→ **AIM OF THE TASK**: Convert the rows below into a JSON list of strings, with one string for each line and blank lines omitted.

[Rows of the dataset]
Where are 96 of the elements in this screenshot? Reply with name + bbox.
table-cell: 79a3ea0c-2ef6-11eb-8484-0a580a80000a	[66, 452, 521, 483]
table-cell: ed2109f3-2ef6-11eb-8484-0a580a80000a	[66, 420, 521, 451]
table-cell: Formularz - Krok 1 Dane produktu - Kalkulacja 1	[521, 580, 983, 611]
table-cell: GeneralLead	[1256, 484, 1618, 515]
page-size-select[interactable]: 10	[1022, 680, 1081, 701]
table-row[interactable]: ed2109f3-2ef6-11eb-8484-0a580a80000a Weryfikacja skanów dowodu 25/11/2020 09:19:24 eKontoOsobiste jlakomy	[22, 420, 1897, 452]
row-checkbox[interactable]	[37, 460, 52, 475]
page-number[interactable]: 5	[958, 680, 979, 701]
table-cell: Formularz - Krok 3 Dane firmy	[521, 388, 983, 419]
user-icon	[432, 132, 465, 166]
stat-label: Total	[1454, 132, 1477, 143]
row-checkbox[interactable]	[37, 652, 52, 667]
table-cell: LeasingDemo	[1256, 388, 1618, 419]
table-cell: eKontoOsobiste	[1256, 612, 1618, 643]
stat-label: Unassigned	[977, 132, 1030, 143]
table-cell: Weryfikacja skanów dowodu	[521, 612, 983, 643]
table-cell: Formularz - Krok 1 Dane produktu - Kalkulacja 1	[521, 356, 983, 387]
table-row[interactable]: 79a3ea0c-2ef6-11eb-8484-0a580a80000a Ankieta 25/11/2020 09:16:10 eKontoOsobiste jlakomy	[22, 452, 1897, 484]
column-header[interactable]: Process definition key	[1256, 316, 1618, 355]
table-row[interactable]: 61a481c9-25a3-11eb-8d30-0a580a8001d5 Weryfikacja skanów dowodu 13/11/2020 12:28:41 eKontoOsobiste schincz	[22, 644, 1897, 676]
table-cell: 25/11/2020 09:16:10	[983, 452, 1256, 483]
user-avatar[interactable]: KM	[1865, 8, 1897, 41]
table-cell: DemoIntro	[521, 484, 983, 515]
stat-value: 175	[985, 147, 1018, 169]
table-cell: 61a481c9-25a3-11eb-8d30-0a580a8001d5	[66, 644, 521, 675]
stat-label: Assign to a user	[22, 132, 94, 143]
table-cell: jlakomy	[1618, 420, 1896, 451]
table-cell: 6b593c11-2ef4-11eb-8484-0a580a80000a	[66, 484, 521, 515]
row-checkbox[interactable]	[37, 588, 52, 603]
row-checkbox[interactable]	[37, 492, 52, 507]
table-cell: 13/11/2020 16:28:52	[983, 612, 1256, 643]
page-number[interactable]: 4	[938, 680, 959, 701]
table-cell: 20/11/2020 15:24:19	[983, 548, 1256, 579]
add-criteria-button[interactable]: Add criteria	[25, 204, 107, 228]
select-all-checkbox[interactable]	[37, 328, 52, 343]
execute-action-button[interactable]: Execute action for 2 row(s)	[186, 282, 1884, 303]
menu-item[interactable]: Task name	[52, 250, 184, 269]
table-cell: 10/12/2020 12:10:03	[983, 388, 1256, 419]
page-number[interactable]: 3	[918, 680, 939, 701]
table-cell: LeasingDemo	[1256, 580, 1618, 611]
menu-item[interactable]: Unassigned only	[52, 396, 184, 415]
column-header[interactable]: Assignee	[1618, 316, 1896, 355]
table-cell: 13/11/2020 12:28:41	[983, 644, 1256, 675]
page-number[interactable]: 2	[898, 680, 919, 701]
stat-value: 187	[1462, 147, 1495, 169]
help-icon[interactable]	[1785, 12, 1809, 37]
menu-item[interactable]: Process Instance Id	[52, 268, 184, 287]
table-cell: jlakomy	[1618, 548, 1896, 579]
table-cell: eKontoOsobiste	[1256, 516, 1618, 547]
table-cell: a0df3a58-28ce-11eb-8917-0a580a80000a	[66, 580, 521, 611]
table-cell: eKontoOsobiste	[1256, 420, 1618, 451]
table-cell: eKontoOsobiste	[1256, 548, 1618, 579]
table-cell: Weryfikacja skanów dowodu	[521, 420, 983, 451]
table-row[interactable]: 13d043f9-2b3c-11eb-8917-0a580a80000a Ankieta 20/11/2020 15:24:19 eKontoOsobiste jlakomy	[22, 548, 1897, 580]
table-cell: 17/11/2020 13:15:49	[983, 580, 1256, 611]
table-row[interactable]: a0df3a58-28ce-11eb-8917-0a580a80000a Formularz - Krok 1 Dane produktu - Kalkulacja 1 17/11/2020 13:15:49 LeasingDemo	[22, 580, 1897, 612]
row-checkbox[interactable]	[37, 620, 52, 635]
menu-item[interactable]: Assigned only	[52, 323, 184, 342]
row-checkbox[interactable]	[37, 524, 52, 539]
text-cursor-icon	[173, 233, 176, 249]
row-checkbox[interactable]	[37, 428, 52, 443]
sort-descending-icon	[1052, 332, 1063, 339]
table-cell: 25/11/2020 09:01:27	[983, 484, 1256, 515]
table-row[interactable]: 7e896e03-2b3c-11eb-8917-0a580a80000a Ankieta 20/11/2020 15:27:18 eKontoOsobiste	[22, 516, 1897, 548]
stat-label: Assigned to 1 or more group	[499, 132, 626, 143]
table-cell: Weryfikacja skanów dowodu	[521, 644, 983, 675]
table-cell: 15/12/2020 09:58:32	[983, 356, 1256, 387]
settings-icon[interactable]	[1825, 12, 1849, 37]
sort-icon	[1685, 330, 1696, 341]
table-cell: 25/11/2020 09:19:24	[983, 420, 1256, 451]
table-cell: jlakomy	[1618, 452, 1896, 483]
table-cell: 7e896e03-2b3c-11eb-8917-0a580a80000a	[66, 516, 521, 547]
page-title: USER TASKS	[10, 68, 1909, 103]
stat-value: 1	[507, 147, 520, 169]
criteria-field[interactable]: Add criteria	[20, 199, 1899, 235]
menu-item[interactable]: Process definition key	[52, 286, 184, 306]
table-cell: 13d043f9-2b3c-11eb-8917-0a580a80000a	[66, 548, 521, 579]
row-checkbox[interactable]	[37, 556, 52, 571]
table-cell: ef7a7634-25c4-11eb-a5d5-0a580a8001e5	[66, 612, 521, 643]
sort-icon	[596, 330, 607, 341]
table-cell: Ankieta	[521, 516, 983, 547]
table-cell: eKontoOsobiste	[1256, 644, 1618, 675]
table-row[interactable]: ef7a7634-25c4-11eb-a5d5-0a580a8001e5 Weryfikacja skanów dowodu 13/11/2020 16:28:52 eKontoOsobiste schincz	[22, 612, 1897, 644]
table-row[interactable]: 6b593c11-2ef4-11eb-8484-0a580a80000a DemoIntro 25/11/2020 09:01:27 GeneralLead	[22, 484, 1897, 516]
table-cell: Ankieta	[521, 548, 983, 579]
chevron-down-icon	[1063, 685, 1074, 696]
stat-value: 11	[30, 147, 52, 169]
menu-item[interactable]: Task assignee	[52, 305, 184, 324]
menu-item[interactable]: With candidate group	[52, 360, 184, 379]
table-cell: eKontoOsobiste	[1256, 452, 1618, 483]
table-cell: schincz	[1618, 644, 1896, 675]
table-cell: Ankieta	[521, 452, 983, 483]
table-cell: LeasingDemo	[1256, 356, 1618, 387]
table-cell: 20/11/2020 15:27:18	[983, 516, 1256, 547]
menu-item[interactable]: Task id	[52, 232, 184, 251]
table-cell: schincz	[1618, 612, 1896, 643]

→ **FINAL RESULT**:
[
  "Where are 96 of the elements in this screenshot? Reply with name + bbox.",
  "table-cell: 79a3ea0c-2ef6-11eb-8484-0a580a80000a\t[66, 452, 521, 483]",
  "table-cell: ed2109f3-2ef6-11eb-8484-0a580a80000a\t[66, 420, 521, 451]",
  "table-cell: Formularz - Krok 1 Dane produktu - Kalkulacja 1\t[521, 580, 983, 611]",
  "table-cell: GeneralLead\t[1256, 484, 1618, 515]",
  "page-size-select[interactable]: 10\t[1022, 680, 1081, 701]",
  "table-row[interactable]: ed2109f3-2ef6-11eb-8484-0a580a80000a Weryfikacja skanów dowodu 25/11/2020 09:19:24 eKontoOsobiste jlakomy\t[22, 420, 1897, 452]",
  "row-checkbox[interactable]\t[37, 460, 52, 475]",
  "page-number[interactable]: 5\t[958, 680, 979, 701]",
  "table-cell: Formularz - Krok 3 Dane firmy\t[521, 388, 983, 419]",
  "user-icon\t[432, 132, 465, 166]",
  "stat-label: Total\t[1454, 132, 1477, 143]",
  "row-checkbox[interactable]\t[37, 652, 52, 667]",
  "table-cell: LeasingDemo\t[1256, 388, 1618, 419]",
  "table-cell: eKontoOsobiste\t[1256, 612, 1618, 643]",
  "stat-label: Unassigned\t[977, 132, 1030, 143]",
  "table-cell: Weryfikacja skanów dowodu\t[521, 612, 983, 643]",
  "table-cell: Formularz - Krok 1 Dane produktu - Kalkulacja 1\t[521, 356, 983, 387]",
  "table-row[interactable]: 79a3ea0c-2ef6-11eb-8484-0a580a80000a Ankieta 25/11/2020 09:16:10 eKontoOsobiste jlakomy\t[22, 452, 1897, 484]",
  "column-header[interactable]: Process definition key\t[1256, 316, 1618, 355]",
  "table-row[interactable]: 61a481c9-25a3-11eb-8d30-0a580a8001d5 Weryfikacja skanów dowodu 13/11/2020 12:28:41 eKontoOsobiste schincz\t[22, 644, 1897, 676]",
  "table-cell: 25/11/2020 09:16:10\t[983, 452, 1256, 483]",
  "user-avatar[interactable]: KM\t[1865, 8, 1897, 41]",
  "table-cell: DemoIntro\t[521, 484, 983, 515]",
  "stat-value: 175\t[985, 147, 1018, 169]",
  "table-cell: 61a481c9-25a3-11eb-8d30-0a580a8001d5\t[66, 644, 521, 675]",
  "stat-label: Assign to a user\t[22, 132, 94, 143]",
  "table-cell: jlakomy\t[1618, 420, 1896, 451]",
  "table-cell: 6b593c11-2ef4-11eb-8484-0a580a80000a\t[66, 484, 521, 515]",
  "row-checkbox[interactable]\t[37, 588, 52, 603]",
  "row-checkbox[interactable]\t[37, 492, 52, 507]",
  "table-cell: 13/11/2020 16:28:52\t[983, 612, 1256, 643]",
  "page-number[interactable]: 4\t[938, 680, 959, 701]",
  "table-cell: 20/11/2020 15:24:19\t[983, 548, 1256, 579]",
  "add-criteria-button[interactable]: Add criteria\t[25, 204, 107, 228]",
  "select-all-checkbox[interactable]\t[37, 328, 52, 343]",
  "execute-action-button[interactable]: Execute action for 2 row(s)\t[186, 282, 1884, 303]",
  "menu-item[interactable]: Task name\t[52, 250, 184, 269]",
  "table-cell: 10/12/2020 12:10:03\t[983, 388, 1256, 419]",
  "page-number[interactable]: 3\t[918, 680, 939, 701]",
  "table-cell: LeasingDemo\t[1256, 580, 1618, 611]",
  "menu-item[interactable]: Unassigned only\t[52, 396, 184, 415]",
  "column-header[interactable]: Assignee\t[1618, 316, 1896, 355]",
  "table-cell: 13/11/2020 12:28:41\t[983, 644, 1256, 675]",
  "page-number[interactable]: 2\t[898, 680, 919, 701]",
  "stat-value: 187\t[1462, 147, 1495, 169]",
  "help-icon[interactable]\t[1785, 12, 1809, 37]",
  "menu-item[interactable]: Process Instance Id\t[52, 268, 184, 287]",
  "table-cell: jlakomy\t[1618, 548, 1896, 579]",
  "table-cell: eKontoOsobiste\t[1256, 516, 1618, 547]",
  "table-cell: a0df3a58-28ce-11eb-8917-0a580a80000a\t[66, 580, 521, 611]",
  "table-cell: eKontoOsobiste\t[1256, 420, 1618, 451]",
  "table-cell: eKontoOsobiste\t[1256, 548, 1618, 579]",
  "table-cell: Weryfikacja skanów dowodu\t[521, 420, 983, 451]",
  "table-row[interactable]: 13d043f9-2b3c-11eb-8917-0a580a80000a Ankieta 20/11/2020 15:24:19 eKontoOsobiste jlakomy\t[22, 548, 1897, 580]",
  "table-cell: 17/11/2020 13:15:49\t[983, 580, 1256, 611]",
  "table-row[interactable]: a0df3a58-28ce-11eb-8917-0a580a80000a Formularz - Krok 1 Dane produktu - Kalkulacja 1 17/11/2020 13:15:49 LeasingDemo\t[22, 580, 1897, 612]",
  "row-checkbox[interactable]\t[37, 620, 52, 635]",
  "menu-item[interactable]: Assigned only\t[52, 323, 184, 342]",
  "row-checkbox[interactable]\t[37, 524, 52, 539]",
  "text-cursor-icon\t[173, 233, 176, 249]",
  "row-checkbox[interactable]\t[37, 428, 52, 443]",
  "sort-descending-icon\t[1052, 332, 1063, 339]",
  "table-cell: 25/11/2020 09:01:27\t[983, 484, 1256, 515]",
  "table-row[interactable]: 7e896e03-2b3c-11eb-8917-0a580a80000a Ankieta 20/11/2020 15:27:18 eKontoOsobiste\t[22, 516, 1897, 548]",
  "stat-label: Assigned to 1 or more group\t[499, 132, 626, 143]",
  "table-cell: Weryfikacja skanów dowodu\t[521, 644, 983, 675]",
  "table-cell: 15/12/2020 09:58:32\t[983, 356, 1256, 387]",
  "settings-icon[interactable]\t[1825, 12, 1849, 37]",
  "sort-icon\t[1685, 330, 1696, 341]",
  "table-cell: 25/11/2020 09:19:24\t[983, 420, 1256, 451]",
  "table-cell: jlakomy\t[1618, 452, 1896, 483]",
  "table-cell: 7e896e03-2b3c-11eb-8917-0a580a80000a\t[66, 516, 521, 547]",
  "page-title: USER TASKS\t[10, 68, 1909, 103]",
  "stat-value: 1\t[507, 147, 520, 169]",
  "criteria-field[interactable]: Add criteria\t[20, 199, 1899, 235]",
  "menu-item[interactable]: Process definition key\t[52, 286, 184, 306]",
  "table-cell: 13d043f9-2b3c-11eb-8917-0a580a80000a\t[66, 548, 521, 579]",
  "row-checkbox[interactable]\t[37, 556, 52, 571]",
  "table-cell: ef7a7634-25c4-11eb-a5d5-0a580a8001e5\t[66, 612, 521, 643]",
  "sort-icon\t[596, 330, 607, 341]",
  "table-cell: Ankieta\t[521, 516, 983, 547]",
  "table-cell: eKontoOsobiste\t[1256, 644, 1618, 675]",
  "table-row[interactable]: ef7a7634-25c4-11eb-a5d5-0a580a8001e5 Weryfikacja skanów dowodu 13/11/2020 16:28:52 eKontoOsobiste schincz\t[22, 612, 1897, 644]",
  "table-row[interactable]: 6b593c11-2ef4-11eb-8484-0a580a80000a DemoIntro 25/11/2020 09:01:27 GeneralLead\t[22, 484, 1897, 516]",
  "table-cell: Ankieta\t[521, 548, 983, 579]",
  "chevron-down-icon\t[1063, 685, 1074, 696]",
  "stat-value: 11\t[30, 147, 52, 169]",
  "menu-item[interactable]: Task assignee\t[52, 305, 184, 324]",
  "menu-item[interactable]: With candidate group\t[52, 360, 184, 379]",
  "table-cell: eKontoOsobiste\t[1256, 452, 1618, 483]",
  "table-cell: schincz\t[1618, 644, 1896, 675]",
  "table-cell: Ankieta\t[521, 452, 983, 483]",
  "table-cell: LeasingDemo\t[1256, 356, 1618, 387]",
  "table-cell: 20/11/2020 15:27:18\t[983, 516, 1256, 547]",
  "menu-item[interactable]: Task id\t[52, 232, 184, 251]",
  "table-cell: schincz\t[1618, 612, 1896, 643]"
]